→ **Work to complete**:
Which lines in the records below contain the word "Initiation"? Copy each of them.

→ **Provided material**:
···
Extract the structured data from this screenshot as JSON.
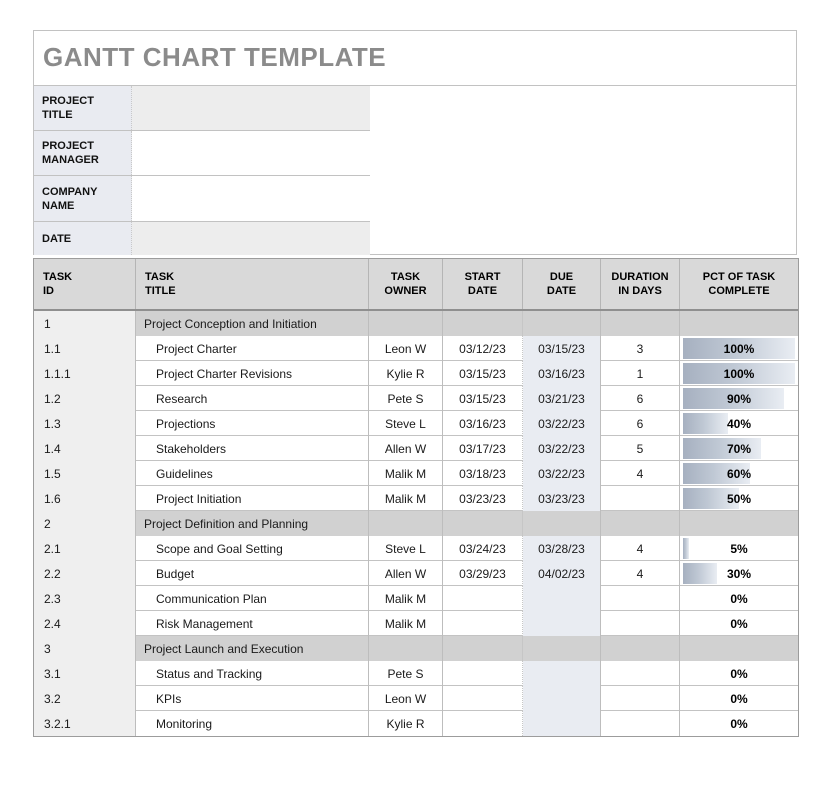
{
  "app": {
    "title": "GANTT CHART TEMPLATE"
  },
  "colors": {
    "title_text": "#8b8b8b",
    "table_header_bg": "#d9d9d9",
    "section_row_bg": "#d1d1d1",
    "id_column_bg": "#efefef",
    "due_column_bg": "#e9ecf2",
    "info_label_bg": "#e9ebf1",
    "info_value_shaded_bg": "#ededed",
    "progress_bar_start": "#a6b0c0",
    "progress_bar_end": "#e9edf3"
  },
  "info_panel": {
    "fields": [
      {
        "label": "PROJECT TITLE",
        "value": "",
        "shaded": true
      },
      {
        "label": "PROJECT MANAGER",
        "value": "",
        "shaded": false
      },
      {
        "label": "COMPANY NAME",
        "value": "",
        "shaded": false
      },
      {
        "label": "DATE",
        "value": "",
        "shaded": true
      }
    ]
  },
  "task_table": {
    "columns": [
      {
        "key": "id",
        "label": "TASK\nID",
        "align": "left"
      },
      {
        "key": "title",
        "label": "TASK\nTITLE",
        "align": "left"
      },
      {
        "key": "owner",
        "label": "TASK\nOWNER",
        "align": "center"
      },
      {
        "key": "start",
        "label": "START\nDATE",
        "align": "center"
      },
      {
        "key": "due",
        "label": "DUE\nDATE",
        "align": "center"
      },
      {
        "key": "duration",
        "label": "DURATION\nIN DAYS",
        "align": "center"
      },
      {
        "key": "pct",
        "label": "PCT OF TASK\nCOMPLETE",
        "align": "center"
      }
    ],
    "rows": [
      {
        "type": "section",
        "id": "1",
        "title": "Project Conception and Initiation",
        "owner": "",
        "start": "",
        "due": "",
        "duration": "",
        "pct": null,
        "pct_label": ""
      },
      {
        "type": "task",
        "id": "1.1",
        "title": "Project Charter",
        "owner": "Leon W",
        "start": "03/12/23",
        "due": "03/15/23",
        "duration": "3",
        "pct": 100,
        "pct_label": "100%"
      },
      {
        "type": "task",
        "id": "1.1.1",
        "title": "Project Charter Revisions",
        "owner": "Kylie R",
        "start": "03/15/23",
        "due": "03/16/23",
        "duration": "1",
        "pct": 100,
        "pct_label": "100%"
      },
      {
        "type": "task",
        "id": "1.2",
        "title": "Research",
        "owner": "Pete S",
        "start": "03/15/23",
        "due": "03/21/23",
        "duration": "6",
        "pct": 90,
        "pct_label": "90%"
      },
      {
        "type": "task",
        "id": "1.3",
        "title": "Projections",
        "owner": "Steve L",
        "start": "03/16/23",
        "due": "03/22/23",
        "duration": "6",
        "pct": 40,
        "pct_label": "40%"
      },
      {
        "type": "task",
        "id": "1.4",
        "title": "Stakeholders",
        "owner": "Allen W",
        "start": "03/17/23",
        "due": "03/22/23",
        "duration": "5",
        "pct": 70,
        "pct_label": "70%"
      },
      {
        "type": "task",
        "id": "1.5",
        "title": "Guidelines",
        "owner": "Malik M",
        "start": "03/18/23",
        "due": "03/22/23",
        "duration": "4",
        "pct": 60,
        "pct_label": "60%"
      },
      {
        "type": "task",
        "id": "1.6",
        "title": "Project Initiation",
        "owner": "Malik M",
        "start": "03/23/23",
        "due": "03/23/23",
        "duration": "",
        "pct": 50,
        "pct_label": "50%"
      },
      {
        "type": "section",
        "id": "2",
        "title": "Project Definition and Planning",
        "owner": "",
        "start": "",
        "due": "",
        "duration": "",
        "pct": null,
        "pct_label": ""
      },
      {
        "type": "task",
        "id": "2.1",
        "title": "Scope and Goal Setting",
        "owner": "Steve L",
        "start": "03/24/23",
        "due": "03/28/23",
        "duration": "4",
        "pct": 5,
        "pct_label": "5%"
      },
      {
        "type": "task",
        "id": "2.2",
        "title": "Budget",
        "owner": "Allen W",
        "start": "03/29/23",
        "due": "04/02/23",
        "duration": "4",
        "pct": 30,
        "pct_label": "30%"
      },
      {
        "type": "task",
        "id": "2.3",
        "title": "Communication Plan",
        "owner": "Malik M",
        "start": "",
        "due": "",
        "duration": "",
        "pct": 0,
        "pct_label": "0%"
      },
      {
        "type": "task",
        "id": "2.4",
        "title": "Risk Management",
        "owner": "Malik M",
        "start": "",
        "due": "",
        "duration": "",
        "pct": 0,
        "pct_label": "0%"
      },
      {
        "type": "section",
        "id": "3",
        "title": "Project Launch and Execution",
        "owner": "",
        "start": "",
        "due": "",
        "duration": "",
        "pct": null,
        "pct_label": ""
      },
      {
        "type": "task",
        "id": "3.1",
        "title": "Status and Tracking",
        "owner": "Pete S",
        "start": "",
        "due": "",
        "duration": "",
        "pct": 0,
        "pct_label": "0%"
      },
      {
        "type": "task",
        "id": "3.2",
        "title": "KPIs",
        "owner": "Leon W",
        "start": "",
        "due": "",
        "duration": "",
        "pct": 0,
        "pct_label": "0%"
      },
      {
        "type": "task",
        "id": "3.2.1",
        "title": "Monitoring",
        "owner": "Kylie R",
        "start": "",
        "due": "",
        "duration": "",
        "pct": 0,
        "pct_label": "0%"
      }
    ]
  }
}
···
→ **Expected output**:
        "title": "Project Conception and Initiation",
        "title": "Project Initiation",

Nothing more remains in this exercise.